§ WRITTEN REQUEST
Copy each line below without leaving any out.
* start *
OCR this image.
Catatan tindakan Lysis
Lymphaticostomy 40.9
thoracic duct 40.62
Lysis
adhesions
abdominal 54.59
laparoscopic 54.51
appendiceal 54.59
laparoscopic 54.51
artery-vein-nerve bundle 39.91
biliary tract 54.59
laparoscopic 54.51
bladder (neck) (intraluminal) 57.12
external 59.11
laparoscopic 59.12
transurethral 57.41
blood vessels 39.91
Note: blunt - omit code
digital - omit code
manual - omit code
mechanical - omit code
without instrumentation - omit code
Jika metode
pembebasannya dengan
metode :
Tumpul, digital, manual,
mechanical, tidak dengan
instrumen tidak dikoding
* end *
§ ANSWER IN FULL
OCR this image.
Catatan tindakan Lysis
Lymphaticostomy 40.9
thoracic duct 40.62
Lysis
adhesions
abdominal 54.59
laparoscopic 54.51
appendiceal 54.59
laparoscopic 54.51
artery-vein-nerve bundle 39.91
biliary tract 54.59
laparoscopic 54.51
bladder (neck) (intraluminal) 57.12
external 59.11
laparoscopic 59.12
transurethral 57.41
blood vessels 39.91
Note: blunt - omit code
digital - omit code
manual - omit code
mechanical - omit code
without instrumentation - omit code
Jika metode
pembebasannya dengan
metode :
Tumpul, digital, manual,
mechanical, tidak dengan
instrumen tidak dikoding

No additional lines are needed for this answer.